• THE PROBLEM
Count how many lines include "getCollection" and answer with that number only.

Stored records
------------------------------------------------
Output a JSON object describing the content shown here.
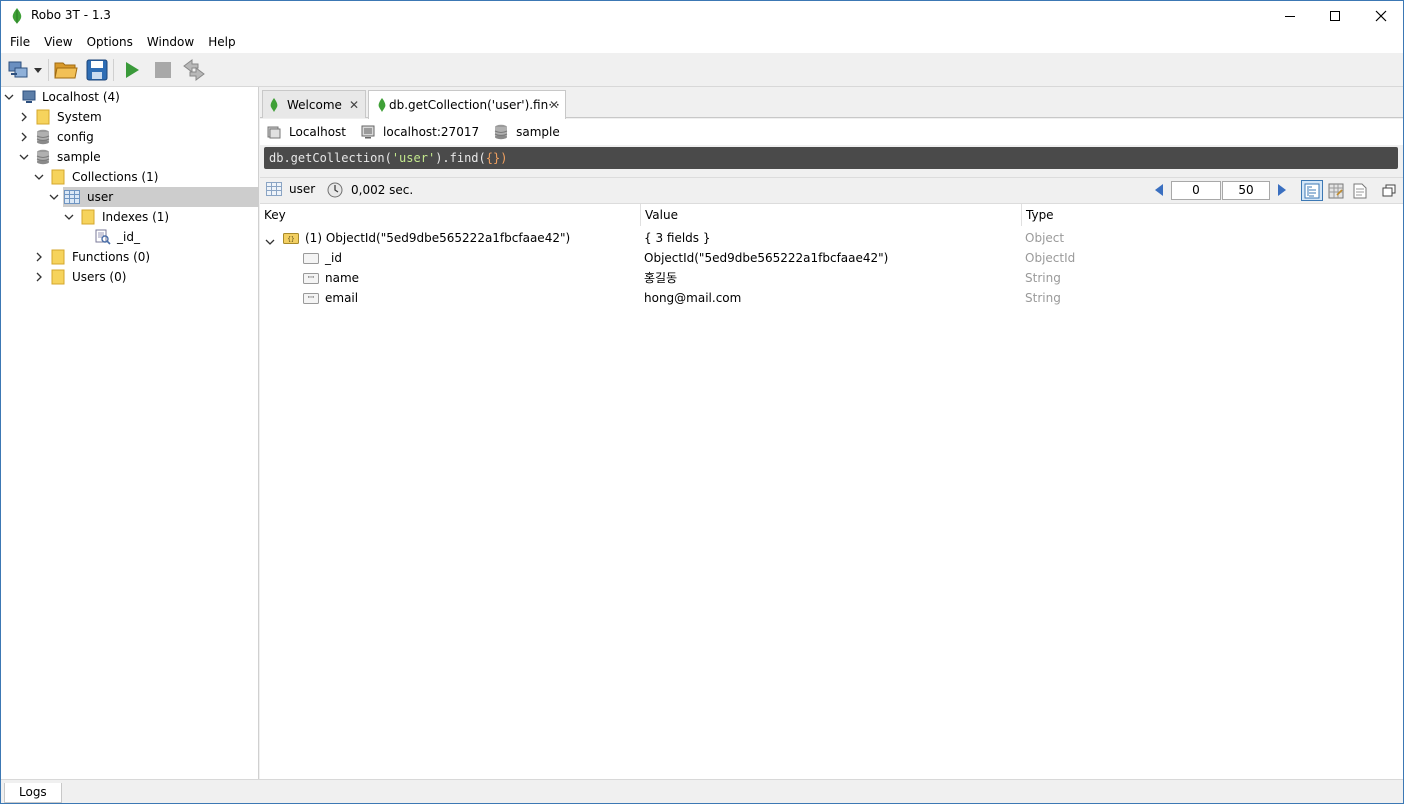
{
  "window": {
    "title": "Robo 3T - 1.3"
  },
  "menu": [
    "File",
    "View",
    "Options",
    "Window",
    "Help"
  ],
  "tree": {
    "root": "Localhost (4)",
    "system": "System",
    "config": "config",
    "sample": "sample",
    "collections": "Collections (1)",
    "user": "user",
    "indexes": "Indexes (1)",
    "index_id": "_id_",
    "functions": "Functions (0)",
    "users": "Users (0)"
  },
  "tabs": [
    {
      "label": "Welcome"
    },
    {
      "label": "db.getCollection('user').fin···"
    }
  ],
  "connection": {
    "host": "Localhost",
    "address": "localhost:27017",
    "database": "sample"
  },
  "query": {
    "prefix": "db.getCollection(",
    "arg": "'user'",
    "mid": ").find(",
    "braces": "{}",
    "suffix": ")"
  },
  "result": {
    "collection": "user",
    "time": "0,002 sec.",
    "skip": "0",
    "limit": "50"
  },
  "grid": {
    "headers": {
      "key": "Key",
      "value": "Value",
      "type": "Type"
    },
    "rows": [
      {
        "key": "(1) ObjectId(\"5ed9dbe565222a1fbcfaae42\")",
        "value": "{ 3 fields }",
        "type": "Object"
      },
      {
        "key": "_id",
        "value": "ObjectId(\"5ed9dbe565222a1fbcfaae42\")",
        "type": "ObjectId"
      },
      {
        "key": "name",
        "value": "홍길동",
        "type": "String"
      },
      {
        "key": "email",
        "value": "hong@mail.com",
        "type": "String"
      }
    ]
  },
  "logs": {
    "label": "Logs"
  },
  "colors": {
    "accent": "#3c78b4",
    "leaf": "#3fa037",
    "query_bg": "#4a4a4a",
    "folder": "#f6d35c"
  }
}
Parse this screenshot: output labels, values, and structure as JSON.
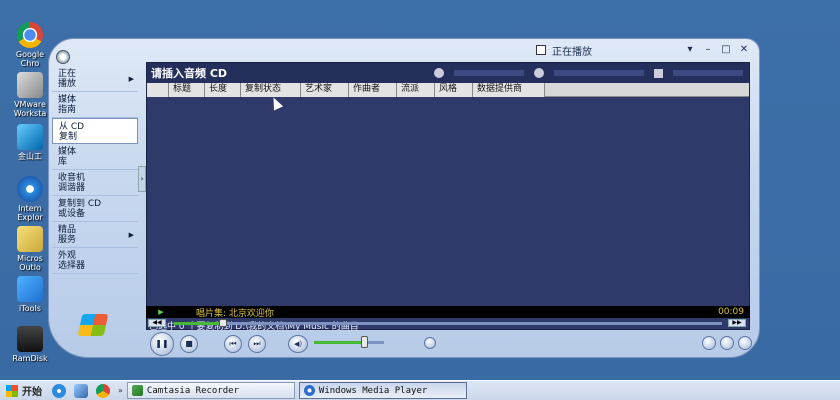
{
  "desktop": {
    "icons": [
      {
        "name": "Google Chrome",
        "label": "Google\nChro",
        "icon": "chrome-icon"
      },
      {
        "name": "VMware Workstation",
        "label": "VMware\nWorksta",
        "icon": "vmware-icon"
      },
      {
        "name": "Kingsoft",
        "label": "金山工",
        "icon": "kingsoft-icon"
      },
      {
        "name": "Internet Explorer",
        "label": "Intern\nExplor",
        "icon": "ie-icon"
      },
      {
        "name": "Microsoft Outlook",
        "label": "Micros\nOutlo",
        "icon": "outlook-icon"
      },
      {
        "name": "iTools",
        "label": "iTools",
        "icon": "itools-icon"
      },
      {
        "name": "RamDisk",
        "label": "RamDisk",
        "icon": "ramdisk-icon"
      }
    ]
  },
  "wmp": {
    "title": "正在播放",
    "window_controls": {
      "menu": "▾",
      "minimize": "–",
      "maximize": "□",
      "close": "✕"
    },
    "taskpane": [
      {
        "label": "正在\n播放",
        "arrow": "▶"
      },
      {
        "label": "媒体\n指南",
        "arrow": ""
      },
      {
        "label": "从 CD\n复制",
        "arrow": ""
      },
      {
        "label": "媒体\n库",
        "arrow": ""
      },
      {
        "label": "收音机\n调谐器",
        "arrow": ""
      },
      {
        "label": "复制到 CD\n或设备",
        "arrow": ""
      },
      {
        "label": "精品\n服务",
        "arrow": "▶"
      },
      {
        "label": "外观\n选择器",
        "arrow": ""
      }
    ],
    "header": {
      "title": "请插入音频 CD"
    },
    "columns": [
      "标题",
      "长度",
      "复制状态",
      "艺术家",
      "作曲者",
      "流派",
      "风格",
      "数据提供商"
    ],
    "status": "已选中 0 个要复制到 D:\\我的文档\\My Music 的曲目",
    "now_playing": {
      "play_glyph": "▶",
      "title": "唱片集: 北京欢迎你",
      "time": "00:09"
    },
    "seek": {
      "progress": 0.09
    },
    "volume": {
      "level": 0.72
    },
    "buttons": {
      "pause": "❚❚",
      "stop": "■",
      "prev": "⏮",
      "next": "⏭",
      "mute": "◀)"
    }
  },
  "taskbar": {
    "start_label": "开始",
    "separator": "»",
    "tasks": [
      {
        "label": "Camtasia Recorder",
        "active": false
      },
      {
        "label": "Windows Media Player",
        "active": true
      }
    ]
  }
}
------------------------------------------------
• SOLUTION TO THIS EXERCISE
2